Given problem - Copy out every line of the material below word for word, leaving out the pictures.
-- Start Material provided --
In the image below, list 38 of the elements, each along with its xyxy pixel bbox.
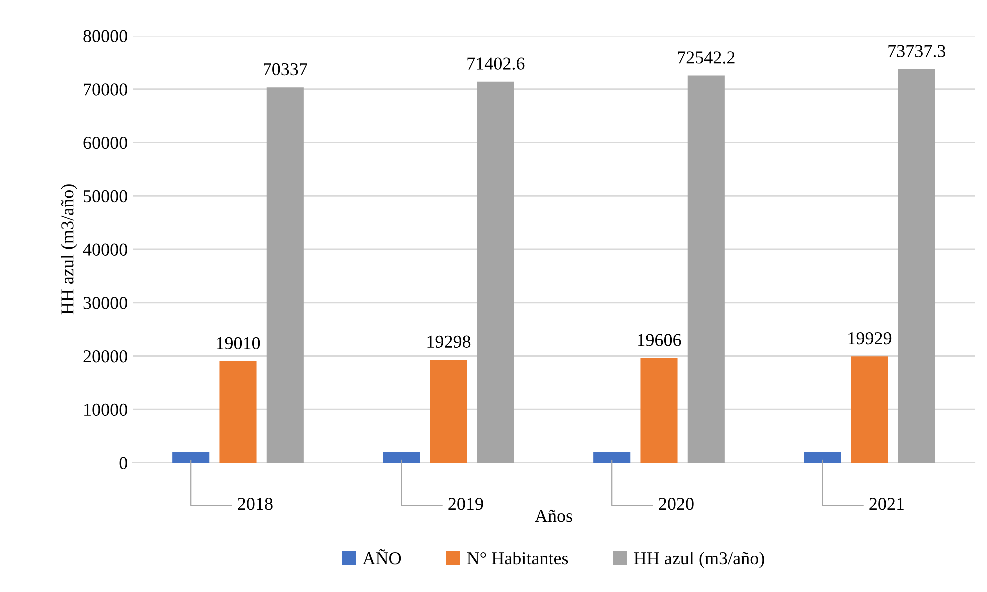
data-label: 2019 xyxy=(448,498,484,510)
data-label: 2018 xyxy=(238,498,273,510)
y-tick-label: 0 xyxy=(120,457,128,470)
data-label: 19298 xyxy=(428,336,471,348)
x-axis-title: Años xyxy=(535,510,572,522)
legend-label: AÑO xyxy=(362,549,402,565)
data-label: 2020 xyxy=(659,498,694,510)
bar xyxy=(898,69,936,463)
data-label: 19606 xyxy=(638,334,682,346)
y-tick-label: 60000 xyxy=(84,137,128,150)
bar xyxy=(172,452,210,463)
bar xyxy=(220,362,257,463)
y-tick-label: 40000 xyxy=(83,244,128,256)
y-tick-label: 70000 xyxy=(84,84,128,96)
y-tick-label: 50000 xyxy=(84,190,128,203)
y-tick-label: 20000 xyxy=(84,350,128,363)
bar xyxy=(851,356,888,463)
data-label: 70337 xyxy=(264,63,308,76)
data-label: 73737.3 xyxy=(888,45,946,58)
data-label: 19929 xyxy=(848,332,892,345)
data-label: 72542.2 xyxy=(678,52,735,64)
data-label: 71402.6 xyxy=(468,58,525,70)
y-tick-label: 30000 xyxy=(84,297,128,310)
bar xyxy=(383,452,420,463)
y-tick-label: 10000 xyxy=(84,404,128,416)
bar xyxy=(266,88,304,463)
bar xyxy=(640,358,678,463)
data-label: 19010 xyxy=(217,337,260,350)
legend-label: N° Habitantes xyxy=(467,552,568,565)
bar xyxy=(477,82,514,463)
bar xyxy=(804,452,842,463)
bar xyxy=(688,76,725,463)
legend-label: HH azul (m3/año) xyxy=(634,552,764,568)
y-tick-label: 80000 xyxy=(84,30,128,42)
bar xyxy=(430,360,468,463)
y-axis-title: HH azul (m3/año) xyxy=(61,184,78,315)
bar xyxy=(594,452,631,463)
data-label: 2021 xyxy=(870,498,904,510)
-- End Material provided --
Solution below -
In the image below, list 38 of the elements, each along with its xyxy pixel bbox.
data-label: 2019 xyxy=(448,498,484,510)
data-label: 2018 xyxy=(238,498,273,510)
y-tick-label: 0 xyxy=(120,457,128,470)
data-label: 19298 xyxy=(428,336,471,348)
x-axis-title: Años xyxy=(535,510,572,522)
legend-label: AÑO xyxy=(362,549,402,565)
data-label: 2020 xyxy=(659,498,694,510)
bar xyxy=(898,69,936,463)
data-label: 19606 xyxy=(638,334,682,346)
y-tick-label: 60000 xyxy=(84,137,128,150)
bar xyxy=(172,452,210,463)
bar xyxy=(220,362,257,463)
y-tick-label: 40000 xyxy=(83,244,128,256)
y-tick-label: 70000 xyxy=(84,84,128,96)
y-tick-label: 50000 xyxy=(84,190,128,203)
y-tick-label: 20000 xyxy=(84,350,128,363)
bar xyxy=(851,356,888,463)
data-label: 70337 xyxy=(264,63,308,76)
data-label: 73737.3 xyxy=(888,45,946,58)
data-label: 19929 xyxy=(848,332,892,345)
data-label: 72542.2 xyxy=(678,52,735,64)
data-label: 71402.6 xyxy=(468,58,525,70)
y-tick-label: 30000 xyxy=(84,297,128,310)
bar xyxy=(383,452,420,463)
y-tick-label: 10000 xyxy=(84,404,128,416)
bar xyxy=(266,88,304,463)
bar xyxy=(640,358,678,463)
data-label: 19010 xyxy=(217,337,260,350)
legend-label: N° Habitantes xyxy=(467,552,568,565)
bar xyxy=(477,82,514,463)
bar xyxy=(804,452,842,463)
bar xyxy=(688,76,725,463)
legend-label: HH azul (m3/año) xyxy=(634,552,764,568)
y-tick-label: 80000 xyxy=(84,30,128,42)
bar xyxy=(430,360,468,463)
y-axis-title: HH azul (m3/año) xyxy=(61,184,78,315)
bar xyxy=(594,452,631,463)
data-label: 2021 xyxy=(870,498,904,510)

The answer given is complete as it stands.